+++ THE INPUT
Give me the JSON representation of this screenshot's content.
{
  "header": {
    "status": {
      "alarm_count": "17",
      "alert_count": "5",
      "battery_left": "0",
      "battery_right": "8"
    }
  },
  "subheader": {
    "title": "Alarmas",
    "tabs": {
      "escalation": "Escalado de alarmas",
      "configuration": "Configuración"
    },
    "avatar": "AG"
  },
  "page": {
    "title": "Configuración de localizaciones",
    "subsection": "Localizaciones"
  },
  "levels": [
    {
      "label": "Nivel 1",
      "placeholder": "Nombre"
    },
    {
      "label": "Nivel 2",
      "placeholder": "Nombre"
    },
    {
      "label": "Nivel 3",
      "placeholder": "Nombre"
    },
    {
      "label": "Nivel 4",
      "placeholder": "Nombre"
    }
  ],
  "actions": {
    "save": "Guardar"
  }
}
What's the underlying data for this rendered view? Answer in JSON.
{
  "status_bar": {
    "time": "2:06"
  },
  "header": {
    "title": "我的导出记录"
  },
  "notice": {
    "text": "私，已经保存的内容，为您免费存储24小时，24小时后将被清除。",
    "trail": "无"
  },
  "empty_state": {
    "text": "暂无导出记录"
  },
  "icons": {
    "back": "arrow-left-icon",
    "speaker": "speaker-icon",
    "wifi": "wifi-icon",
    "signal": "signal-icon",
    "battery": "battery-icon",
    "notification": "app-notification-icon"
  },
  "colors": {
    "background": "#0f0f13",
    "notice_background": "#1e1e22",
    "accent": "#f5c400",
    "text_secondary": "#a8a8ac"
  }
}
++++++
◆ TASK GOAL ◆
Retype the records above exactly.

◆ EXERCISE OUTPUT ◆
Give me the JSON representation of this screenshot's content.
{
  "header": {
    "status": {
      "alarm_count": "17",
      "alert_count": "5",
      "battery_left": "0",
      "battery_right": "8"
    }
  },
  "subheader": {
    "title": "Alarmas",
    "tabs": {
      "escalation": "Escalado de alarmas",
      "configuration": "Configuración"
    },
    "avatar": "AG"
  },
  "page": {
    "title": "Configuración de localizaciones",
    "subsection": "Localizaciones"
  },
  "levels": [
    {
      "label": "Nivel 1",
      "placeholder": "Nombre"
    },
    {
      "label": "Nivel 2",
      "placeholder": "Nombre"
    },
    {
      "label": "Nivel 3",
      "placeholder": "Nombre"
    },
    {
      "label": "Nivel 4",
      "placeholder": "Nombre"
    }
  ],
  "actions": {
    "save": "Guardar"
  }
}
What's the underlying data for this rendered view? Answer in JSON.
{
  "status_bar": {
    "time": "2:06"
  },
  "header": {
    "title": "我的导出记录"
  },
  "notice": {
    "text": "私，已经保存的内容，为您免费存储24小时，24小时后将被清除。",
    "trail": "无"
  },
  "empty_state": {
    "text": "暂无导出记录"
  },
  "icons": {
    "back": "arrow-left-icon",
    "speaker": "speaker-icon",
    "wifi": "wifi-icon",
    "signal": "signal-icon",
    "battery": "battery-icon",
    "notification": "app-notification-icon"
  },
  "colors": {
    "background": "#0f0f13",
    "notice_background": "#1e1e22",
    "accent": "#f5c400",
    "text_secondary": "#a8a8ac"
  }
}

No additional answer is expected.